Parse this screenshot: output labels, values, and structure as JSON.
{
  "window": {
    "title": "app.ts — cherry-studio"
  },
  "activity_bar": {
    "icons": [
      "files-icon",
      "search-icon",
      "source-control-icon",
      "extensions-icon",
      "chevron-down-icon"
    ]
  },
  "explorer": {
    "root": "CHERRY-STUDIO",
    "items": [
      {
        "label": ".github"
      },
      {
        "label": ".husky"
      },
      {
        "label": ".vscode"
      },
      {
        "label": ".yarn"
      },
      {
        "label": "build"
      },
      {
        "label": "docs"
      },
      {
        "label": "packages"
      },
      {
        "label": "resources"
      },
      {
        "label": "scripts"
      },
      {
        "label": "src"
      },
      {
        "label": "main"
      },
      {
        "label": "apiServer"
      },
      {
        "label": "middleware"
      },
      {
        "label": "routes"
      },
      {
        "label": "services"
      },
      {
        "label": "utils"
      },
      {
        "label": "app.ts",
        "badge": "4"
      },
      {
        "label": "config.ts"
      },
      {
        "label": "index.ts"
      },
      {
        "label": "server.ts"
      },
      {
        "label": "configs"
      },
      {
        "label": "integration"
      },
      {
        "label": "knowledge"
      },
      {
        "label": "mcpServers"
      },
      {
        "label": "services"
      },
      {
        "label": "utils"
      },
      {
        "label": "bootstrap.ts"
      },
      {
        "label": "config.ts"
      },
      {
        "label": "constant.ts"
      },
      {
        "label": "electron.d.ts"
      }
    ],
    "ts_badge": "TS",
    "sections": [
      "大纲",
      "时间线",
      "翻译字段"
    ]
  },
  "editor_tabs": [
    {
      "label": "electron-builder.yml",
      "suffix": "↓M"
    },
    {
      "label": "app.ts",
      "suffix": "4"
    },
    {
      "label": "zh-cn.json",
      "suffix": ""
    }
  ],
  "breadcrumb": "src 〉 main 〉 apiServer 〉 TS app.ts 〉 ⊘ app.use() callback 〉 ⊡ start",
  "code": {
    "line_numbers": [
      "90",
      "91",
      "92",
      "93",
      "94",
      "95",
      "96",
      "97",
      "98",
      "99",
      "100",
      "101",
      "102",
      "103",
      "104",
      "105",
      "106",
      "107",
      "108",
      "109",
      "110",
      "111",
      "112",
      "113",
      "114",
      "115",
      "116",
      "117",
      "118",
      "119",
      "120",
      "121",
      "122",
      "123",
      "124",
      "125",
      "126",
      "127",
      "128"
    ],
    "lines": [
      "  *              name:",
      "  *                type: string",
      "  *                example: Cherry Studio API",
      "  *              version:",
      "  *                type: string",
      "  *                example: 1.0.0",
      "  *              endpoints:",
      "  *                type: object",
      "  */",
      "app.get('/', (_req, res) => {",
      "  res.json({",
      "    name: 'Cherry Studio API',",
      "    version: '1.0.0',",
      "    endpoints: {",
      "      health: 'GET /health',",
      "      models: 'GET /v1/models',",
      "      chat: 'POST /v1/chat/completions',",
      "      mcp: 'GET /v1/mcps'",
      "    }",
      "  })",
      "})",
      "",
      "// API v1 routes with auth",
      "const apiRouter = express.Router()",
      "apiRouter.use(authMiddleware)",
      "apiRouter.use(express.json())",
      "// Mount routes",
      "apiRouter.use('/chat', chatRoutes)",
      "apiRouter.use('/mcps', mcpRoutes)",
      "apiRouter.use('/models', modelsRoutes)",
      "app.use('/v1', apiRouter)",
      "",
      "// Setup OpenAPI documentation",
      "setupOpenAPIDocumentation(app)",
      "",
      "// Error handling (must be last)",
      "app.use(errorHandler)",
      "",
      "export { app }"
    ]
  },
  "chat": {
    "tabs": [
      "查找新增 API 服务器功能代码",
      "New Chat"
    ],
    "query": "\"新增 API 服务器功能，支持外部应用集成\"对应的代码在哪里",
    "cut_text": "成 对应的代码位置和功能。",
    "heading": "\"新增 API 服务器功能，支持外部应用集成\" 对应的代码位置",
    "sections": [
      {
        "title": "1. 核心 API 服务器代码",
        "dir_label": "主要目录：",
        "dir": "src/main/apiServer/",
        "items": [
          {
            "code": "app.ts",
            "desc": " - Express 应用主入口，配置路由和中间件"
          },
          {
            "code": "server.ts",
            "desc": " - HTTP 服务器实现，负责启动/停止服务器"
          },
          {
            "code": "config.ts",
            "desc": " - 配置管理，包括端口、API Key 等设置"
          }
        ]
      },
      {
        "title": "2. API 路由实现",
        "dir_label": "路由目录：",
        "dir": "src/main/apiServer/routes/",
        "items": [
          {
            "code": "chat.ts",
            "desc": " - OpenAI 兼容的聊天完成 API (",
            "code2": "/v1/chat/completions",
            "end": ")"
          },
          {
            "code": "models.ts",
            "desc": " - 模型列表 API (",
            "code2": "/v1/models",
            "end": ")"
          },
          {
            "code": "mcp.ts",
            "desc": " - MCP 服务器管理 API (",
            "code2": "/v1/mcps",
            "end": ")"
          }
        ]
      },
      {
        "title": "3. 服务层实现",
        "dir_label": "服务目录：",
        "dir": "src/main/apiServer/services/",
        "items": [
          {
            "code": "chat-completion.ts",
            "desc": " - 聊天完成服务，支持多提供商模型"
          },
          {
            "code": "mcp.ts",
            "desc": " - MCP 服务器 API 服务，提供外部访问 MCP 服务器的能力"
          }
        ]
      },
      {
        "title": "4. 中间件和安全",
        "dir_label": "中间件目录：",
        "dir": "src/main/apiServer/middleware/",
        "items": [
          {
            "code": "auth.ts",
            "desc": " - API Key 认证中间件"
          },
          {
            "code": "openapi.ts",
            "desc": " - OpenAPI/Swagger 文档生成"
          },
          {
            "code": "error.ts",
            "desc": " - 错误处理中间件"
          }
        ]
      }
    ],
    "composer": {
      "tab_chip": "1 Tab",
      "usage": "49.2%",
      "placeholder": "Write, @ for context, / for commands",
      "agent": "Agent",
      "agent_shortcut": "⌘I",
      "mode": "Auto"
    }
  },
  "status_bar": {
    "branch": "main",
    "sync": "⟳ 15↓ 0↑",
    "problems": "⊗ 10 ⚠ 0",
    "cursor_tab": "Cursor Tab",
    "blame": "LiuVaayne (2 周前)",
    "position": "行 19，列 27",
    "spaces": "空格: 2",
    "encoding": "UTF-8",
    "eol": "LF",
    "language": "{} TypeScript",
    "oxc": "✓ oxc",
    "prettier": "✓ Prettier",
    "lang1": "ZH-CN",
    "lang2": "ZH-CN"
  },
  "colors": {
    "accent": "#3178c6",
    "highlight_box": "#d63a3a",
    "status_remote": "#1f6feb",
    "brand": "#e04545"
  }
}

==

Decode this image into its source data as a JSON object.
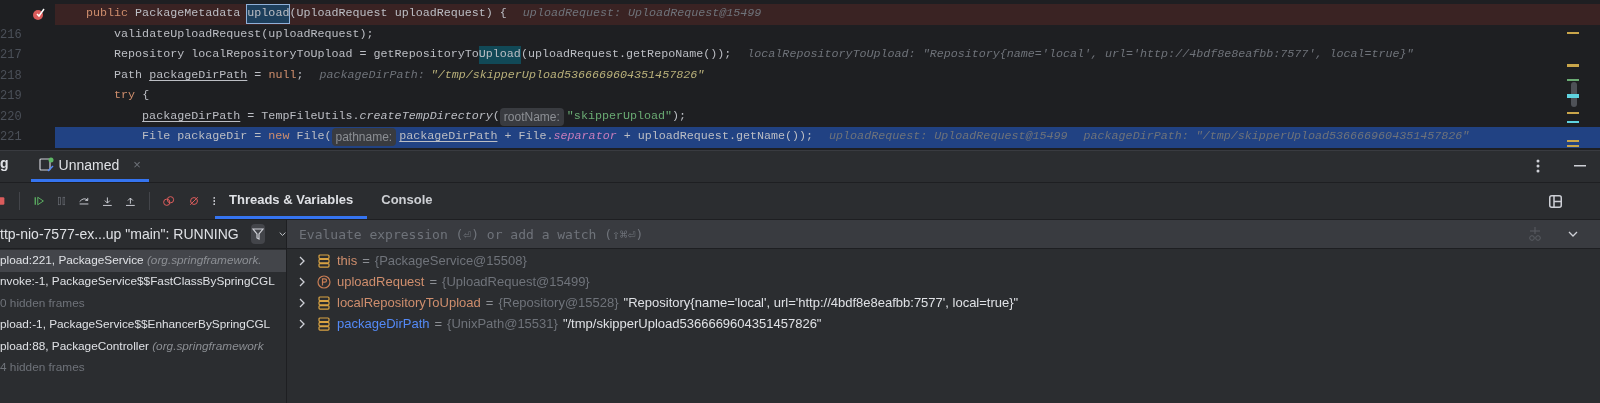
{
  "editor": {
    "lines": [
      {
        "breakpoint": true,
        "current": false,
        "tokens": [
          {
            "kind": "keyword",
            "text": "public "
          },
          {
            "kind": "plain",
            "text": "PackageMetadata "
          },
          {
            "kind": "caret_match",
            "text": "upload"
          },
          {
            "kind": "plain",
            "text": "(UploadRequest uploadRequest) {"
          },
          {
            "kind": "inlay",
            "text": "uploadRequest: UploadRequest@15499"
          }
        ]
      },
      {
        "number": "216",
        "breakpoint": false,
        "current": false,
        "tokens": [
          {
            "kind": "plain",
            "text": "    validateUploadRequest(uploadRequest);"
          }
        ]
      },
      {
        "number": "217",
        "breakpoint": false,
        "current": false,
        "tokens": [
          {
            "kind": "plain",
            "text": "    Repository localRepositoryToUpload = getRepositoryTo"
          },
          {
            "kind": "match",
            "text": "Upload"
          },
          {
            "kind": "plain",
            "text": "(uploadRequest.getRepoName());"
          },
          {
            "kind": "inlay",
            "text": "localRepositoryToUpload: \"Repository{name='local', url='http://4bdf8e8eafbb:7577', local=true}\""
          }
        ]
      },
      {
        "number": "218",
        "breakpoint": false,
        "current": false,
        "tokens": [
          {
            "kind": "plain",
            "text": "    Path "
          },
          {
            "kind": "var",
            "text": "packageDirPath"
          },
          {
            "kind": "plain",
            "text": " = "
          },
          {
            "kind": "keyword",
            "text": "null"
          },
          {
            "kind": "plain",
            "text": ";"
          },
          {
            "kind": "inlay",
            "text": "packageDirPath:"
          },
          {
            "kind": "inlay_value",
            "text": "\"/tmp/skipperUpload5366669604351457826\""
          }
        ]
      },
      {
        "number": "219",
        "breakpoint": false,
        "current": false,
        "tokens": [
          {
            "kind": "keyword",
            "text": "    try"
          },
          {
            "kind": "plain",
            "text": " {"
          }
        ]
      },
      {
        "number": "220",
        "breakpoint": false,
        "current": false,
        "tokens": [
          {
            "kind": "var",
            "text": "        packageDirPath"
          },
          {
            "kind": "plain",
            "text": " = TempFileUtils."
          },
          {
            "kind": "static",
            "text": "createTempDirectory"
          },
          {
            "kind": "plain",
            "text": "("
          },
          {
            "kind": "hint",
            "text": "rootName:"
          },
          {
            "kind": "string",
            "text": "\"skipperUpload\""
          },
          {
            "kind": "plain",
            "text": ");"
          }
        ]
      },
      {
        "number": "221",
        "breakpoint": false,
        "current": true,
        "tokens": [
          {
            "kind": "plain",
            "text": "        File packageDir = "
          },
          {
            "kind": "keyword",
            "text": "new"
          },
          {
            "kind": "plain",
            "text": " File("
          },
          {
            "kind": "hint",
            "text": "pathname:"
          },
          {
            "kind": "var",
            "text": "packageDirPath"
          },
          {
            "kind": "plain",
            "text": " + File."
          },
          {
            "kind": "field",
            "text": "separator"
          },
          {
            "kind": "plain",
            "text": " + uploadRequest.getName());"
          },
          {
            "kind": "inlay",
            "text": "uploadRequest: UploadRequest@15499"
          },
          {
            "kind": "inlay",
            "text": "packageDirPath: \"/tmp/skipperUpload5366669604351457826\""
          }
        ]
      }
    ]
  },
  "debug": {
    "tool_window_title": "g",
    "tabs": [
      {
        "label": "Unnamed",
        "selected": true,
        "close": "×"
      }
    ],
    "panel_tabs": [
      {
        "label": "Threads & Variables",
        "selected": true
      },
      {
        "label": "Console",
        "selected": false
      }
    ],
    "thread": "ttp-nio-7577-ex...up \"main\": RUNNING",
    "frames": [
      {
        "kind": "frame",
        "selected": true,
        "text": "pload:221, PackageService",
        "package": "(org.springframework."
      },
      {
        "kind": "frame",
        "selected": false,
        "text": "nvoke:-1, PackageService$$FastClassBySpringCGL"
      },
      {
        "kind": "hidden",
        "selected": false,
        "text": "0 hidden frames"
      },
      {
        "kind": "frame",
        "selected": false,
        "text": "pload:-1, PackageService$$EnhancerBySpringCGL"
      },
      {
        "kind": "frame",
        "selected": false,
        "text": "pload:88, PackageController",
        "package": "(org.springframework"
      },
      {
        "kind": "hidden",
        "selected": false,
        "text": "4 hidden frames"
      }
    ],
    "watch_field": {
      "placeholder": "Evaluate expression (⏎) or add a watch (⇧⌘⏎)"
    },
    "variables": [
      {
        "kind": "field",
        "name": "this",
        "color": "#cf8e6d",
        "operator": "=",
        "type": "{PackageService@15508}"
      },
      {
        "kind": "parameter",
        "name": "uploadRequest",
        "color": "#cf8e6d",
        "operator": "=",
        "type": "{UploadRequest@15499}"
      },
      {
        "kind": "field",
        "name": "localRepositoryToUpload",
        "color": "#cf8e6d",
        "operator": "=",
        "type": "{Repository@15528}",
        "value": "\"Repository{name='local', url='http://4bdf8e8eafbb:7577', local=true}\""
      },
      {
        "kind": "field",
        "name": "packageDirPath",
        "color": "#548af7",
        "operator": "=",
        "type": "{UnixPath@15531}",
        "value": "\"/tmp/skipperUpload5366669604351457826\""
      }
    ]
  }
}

• Task brief: Gather all lines of the records that include the word "PackageService".

• Full solution:
        "text": "pload:221, PackageService",
        "text": "nvoke:-1, PackageService$$FastClassBySpringCGL"
        "text": "pload:-1, PackageService$$EnhancerBySpringCGL"
        "type": "{PackageService@15508}"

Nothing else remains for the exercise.